→ **TASK TO CARRY OUT**:
For the data below, report only the number of lines containing the string "positive".
── PROVIDED RECORDS ──
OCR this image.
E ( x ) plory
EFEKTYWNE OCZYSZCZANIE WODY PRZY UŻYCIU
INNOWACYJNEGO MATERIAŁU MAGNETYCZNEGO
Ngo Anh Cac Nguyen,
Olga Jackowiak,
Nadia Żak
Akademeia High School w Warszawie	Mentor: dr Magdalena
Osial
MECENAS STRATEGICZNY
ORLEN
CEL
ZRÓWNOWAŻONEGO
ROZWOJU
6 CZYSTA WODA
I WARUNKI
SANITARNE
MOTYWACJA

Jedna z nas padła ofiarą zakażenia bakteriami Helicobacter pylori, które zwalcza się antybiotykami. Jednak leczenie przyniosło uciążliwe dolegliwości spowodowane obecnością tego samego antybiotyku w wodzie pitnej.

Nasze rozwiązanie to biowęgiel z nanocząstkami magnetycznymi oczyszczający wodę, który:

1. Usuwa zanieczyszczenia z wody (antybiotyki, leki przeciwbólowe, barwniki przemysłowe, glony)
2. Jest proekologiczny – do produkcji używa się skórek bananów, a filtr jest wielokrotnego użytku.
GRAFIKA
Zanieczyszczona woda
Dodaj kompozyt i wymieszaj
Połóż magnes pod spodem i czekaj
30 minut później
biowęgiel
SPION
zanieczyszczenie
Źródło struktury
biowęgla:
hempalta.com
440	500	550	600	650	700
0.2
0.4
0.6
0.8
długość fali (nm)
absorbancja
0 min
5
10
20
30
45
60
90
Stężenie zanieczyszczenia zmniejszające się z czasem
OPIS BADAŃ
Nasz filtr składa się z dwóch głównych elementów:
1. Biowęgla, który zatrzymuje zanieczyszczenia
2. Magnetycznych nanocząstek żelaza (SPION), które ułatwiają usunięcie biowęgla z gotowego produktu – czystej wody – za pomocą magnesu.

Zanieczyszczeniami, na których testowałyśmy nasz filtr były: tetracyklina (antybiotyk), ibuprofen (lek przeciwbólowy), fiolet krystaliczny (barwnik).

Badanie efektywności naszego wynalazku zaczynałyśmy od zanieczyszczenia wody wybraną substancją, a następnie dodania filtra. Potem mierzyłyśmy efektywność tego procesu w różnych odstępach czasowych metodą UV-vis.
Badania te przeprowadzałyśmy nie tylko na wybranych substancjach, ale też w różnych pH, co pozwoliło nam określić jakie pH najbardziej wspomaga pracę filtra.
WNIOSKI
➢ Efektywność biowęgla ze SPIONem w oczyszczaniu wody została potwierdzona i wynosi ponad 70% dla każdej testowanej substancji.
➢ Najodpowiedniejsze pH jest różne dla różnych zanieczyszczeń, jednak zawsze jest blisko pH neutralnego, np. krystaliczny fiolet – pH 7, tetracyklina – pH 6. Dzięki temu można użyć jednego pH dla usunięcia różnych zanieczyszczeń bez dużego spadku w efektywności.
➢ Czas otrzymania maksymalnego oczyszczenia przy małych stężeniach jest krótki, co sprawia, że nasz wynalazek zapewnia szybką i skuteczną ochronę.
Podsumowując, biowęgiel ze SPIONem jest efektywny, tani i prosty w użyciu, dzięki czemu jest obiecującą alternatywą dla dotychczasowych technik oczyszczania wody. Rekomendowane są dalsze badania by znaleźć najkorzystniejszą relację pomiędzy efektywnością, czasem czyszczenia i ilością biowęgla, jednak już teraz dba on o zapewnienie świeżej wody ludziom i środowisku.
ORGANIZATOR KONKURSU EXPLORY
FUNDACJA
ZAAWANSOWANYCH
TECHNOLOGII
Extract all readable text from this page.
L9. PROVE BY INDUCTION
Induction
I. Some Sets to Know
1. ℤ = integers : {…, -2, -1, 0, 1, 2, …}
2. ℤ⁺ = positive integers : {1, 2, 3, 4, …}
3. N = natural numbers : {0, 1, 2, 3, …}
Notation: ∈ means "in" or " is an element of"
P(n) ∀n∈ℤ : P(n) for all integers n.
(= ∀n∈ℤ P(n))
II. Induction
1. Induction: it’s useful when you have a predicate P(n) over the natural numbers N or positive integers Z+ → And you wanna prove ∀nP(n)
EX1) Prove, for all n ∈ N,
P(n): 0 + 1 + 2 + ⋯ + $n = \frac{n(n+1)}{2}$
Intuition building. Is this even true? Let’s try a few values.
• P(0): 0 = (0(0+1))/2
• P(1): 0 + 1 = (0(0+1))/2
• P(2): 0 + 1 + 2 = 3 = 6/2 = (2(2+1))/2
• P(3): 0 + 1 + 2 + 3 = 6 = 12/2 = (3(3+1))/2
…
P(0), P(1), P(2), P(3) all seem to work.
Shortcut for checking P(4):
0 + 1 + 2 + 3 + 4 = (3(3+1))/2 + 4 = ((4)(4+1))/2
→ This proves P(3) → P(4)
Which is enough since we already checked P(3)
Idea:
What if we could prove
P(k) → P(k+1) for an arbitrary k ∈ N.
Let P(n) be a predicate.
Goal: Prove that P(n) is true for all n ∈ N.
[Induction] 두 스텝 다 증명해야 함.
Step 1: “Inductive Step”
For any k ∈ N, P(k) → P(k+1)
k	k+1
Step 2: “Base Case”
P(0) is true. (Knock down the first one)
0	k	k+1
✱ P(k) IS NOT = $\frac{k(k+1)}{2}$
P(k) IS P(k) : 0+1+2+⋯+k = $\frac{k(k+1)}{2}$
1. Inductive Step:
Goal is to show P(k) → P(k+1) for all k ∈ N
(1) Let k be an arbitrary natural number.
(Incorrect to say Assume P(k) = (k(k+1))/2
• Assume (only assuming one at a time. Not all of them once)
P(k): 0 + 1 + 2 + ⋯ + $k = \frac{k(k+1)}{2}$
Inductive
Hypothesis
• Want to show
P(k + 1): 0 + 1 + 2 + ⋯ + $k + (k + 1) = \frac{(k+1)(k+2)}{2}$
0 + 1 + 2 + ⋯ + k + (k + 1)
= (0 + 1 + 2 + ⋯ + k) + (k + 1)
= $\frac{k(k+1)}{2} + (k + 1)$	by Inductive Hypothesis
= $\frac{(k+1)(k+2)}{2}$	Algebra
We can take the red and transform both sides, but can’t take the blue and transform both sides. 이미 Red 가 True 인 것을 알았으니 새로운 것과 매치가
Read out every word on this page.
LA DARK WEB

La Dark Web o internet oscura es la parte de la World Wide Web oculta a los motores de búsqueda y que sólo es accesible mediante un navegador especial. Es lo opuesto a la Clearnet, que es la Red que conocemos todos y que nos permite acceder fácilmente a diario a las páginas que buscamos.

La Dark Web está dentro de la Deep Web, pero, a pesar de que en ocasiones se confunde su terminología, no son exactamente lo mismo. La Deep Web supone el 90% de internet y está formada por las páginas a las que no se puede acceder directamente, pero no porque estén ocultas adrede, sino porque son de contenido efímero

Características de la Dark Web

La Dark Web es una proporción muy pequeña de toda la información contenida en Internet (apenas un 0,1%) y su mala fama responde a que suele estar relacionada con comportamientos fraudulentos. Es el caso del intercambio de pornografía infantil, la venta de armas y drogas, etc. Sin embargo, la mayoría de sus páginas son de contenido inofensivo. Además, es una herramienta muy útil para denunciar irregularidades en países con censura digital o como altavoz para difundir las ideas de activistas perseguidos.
───
→ **TASK ANSWER**:
2